WHAT IS EXPECTED: In the entries below, find the lines with the word "Правительства" and copy them.
start DATASET EXTRACT
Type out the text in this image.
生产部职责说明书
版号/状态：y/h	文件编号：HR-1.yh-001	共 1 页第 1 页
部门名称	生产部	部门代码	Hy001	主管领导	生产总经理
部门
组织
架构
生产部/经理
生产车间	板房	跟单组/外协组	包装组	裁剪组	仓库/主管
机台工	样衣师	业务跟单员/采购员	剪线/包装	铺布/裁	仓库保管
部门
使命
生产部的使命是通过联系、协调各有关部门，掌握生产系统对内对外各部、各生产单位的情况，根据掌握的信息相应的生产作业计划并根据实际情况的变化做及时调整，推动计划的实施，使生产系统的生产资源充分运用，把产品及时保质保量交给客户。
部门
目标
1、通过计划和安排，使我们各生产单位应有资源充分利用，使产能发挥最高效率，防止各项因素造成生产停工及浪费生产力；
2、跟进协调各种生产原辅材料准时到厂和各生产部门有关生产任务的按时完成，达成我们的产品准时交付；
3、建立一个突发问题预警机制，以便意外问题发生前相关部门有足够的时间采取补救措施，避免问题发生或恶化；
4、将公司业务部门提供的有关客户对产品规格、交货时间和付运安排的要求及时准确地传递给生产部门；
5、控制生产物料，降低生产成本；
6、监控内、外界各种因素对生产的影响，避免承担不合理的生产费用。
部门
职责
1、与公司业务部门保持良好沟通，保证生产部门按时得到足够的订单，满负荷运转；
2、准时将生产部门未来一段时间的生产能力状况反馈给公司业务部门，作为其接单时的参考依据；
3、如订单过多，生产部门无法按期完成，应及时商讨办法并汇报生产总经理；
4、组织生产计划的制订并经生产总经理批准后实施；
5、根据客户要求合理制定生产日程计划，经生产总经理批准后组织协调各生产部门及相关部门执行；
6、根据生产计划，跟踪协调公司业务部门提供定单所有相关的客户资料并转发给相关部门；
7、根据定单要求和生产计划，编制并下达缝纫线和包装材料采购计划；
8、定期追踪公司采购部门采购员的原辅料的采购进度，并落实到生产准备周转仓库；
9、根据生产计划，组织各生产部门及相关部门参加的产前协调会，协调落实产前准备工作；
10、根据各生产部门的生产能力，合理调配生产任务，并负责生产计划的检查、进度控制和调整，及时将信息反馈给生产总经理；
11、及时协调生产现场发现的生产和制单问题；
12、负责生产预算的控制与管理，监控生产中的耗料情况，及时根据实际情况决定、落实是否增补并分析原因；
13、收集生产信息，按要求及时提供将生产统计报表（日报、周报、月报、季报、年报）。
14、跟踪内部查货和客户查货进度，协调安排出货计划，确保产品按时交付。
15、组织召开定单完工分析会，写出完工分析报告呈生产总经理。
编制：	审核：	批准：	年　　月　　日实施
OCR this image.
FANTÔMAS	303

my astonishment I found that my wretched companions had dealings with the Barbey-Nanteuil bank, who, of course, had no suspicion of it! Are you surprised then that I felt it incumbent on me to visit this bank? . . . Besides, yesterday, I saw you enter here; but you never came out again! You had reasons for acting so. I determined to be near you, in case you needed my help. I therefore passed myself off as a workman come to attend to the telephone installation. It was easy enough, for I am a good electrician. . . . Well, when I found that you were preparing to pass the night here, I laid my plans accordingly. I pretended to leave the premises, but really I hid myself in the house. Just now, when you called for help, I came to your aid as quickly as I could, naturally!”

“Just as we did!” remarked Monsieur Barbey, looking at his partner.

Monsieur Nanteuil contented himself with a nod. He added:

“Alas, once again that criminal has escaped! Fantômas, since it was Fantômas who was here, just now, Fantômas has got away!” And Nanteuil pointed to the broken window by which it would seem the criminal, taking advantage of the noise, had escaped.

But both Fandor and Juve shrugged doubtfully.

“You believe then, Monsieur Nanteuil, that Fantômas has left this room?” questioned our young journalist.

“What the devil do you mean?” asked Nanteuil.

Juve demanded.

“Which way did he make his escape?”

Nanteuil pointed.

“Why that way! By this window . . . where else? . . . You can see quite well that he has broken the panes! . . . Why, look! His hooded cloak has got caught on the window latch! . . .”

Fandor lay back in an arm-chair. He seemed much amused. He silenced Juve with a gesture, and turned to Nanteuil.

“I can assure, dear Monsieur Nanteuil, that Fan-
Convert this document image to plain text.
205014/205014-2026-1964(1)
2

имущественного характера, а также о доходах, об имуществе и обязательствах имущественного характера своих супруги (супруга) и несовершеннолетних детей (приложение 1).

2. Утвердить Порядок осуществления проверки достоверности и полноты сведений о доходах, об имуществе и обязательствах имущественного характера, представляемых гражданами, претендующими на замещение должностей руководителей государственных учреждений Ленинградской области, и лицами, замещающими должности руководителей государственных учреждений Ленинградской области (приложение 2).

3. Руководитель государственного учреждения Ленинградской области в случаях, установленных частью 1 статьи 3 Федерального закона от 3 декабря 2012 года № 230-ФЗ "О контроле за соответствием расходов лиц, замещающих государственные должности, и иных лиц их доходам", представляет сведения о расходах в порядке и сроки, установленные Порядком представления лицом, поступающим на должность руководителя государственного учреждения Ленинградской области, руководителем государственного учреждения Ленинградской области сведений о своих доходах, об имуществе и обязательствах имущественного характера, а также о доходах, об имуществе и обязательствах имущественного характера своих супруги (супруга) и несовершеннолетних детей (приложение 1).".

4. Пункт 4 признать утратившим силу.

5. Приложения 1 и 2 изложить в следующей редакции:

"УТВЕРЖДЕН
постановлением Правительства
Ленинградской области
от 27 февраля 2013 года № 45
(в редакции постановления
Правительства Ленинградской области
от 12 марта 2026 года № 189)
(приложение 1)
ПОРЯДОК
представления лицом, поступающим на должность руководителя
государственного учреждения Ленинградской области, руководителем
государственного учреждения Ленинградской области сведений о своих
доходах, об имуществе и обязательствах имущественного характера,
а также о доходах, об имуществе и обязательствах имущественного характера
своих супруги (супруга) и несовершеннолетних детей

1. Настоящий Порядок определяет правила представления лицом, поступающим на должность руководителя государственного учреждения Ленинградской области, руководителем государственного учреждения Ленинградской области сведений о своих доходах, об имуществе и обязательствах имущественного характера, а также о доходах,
end DATASET EXTRACT
OUTPUT FOR THIS TASK:
постановлением Правительства
Правительства Ленинградской области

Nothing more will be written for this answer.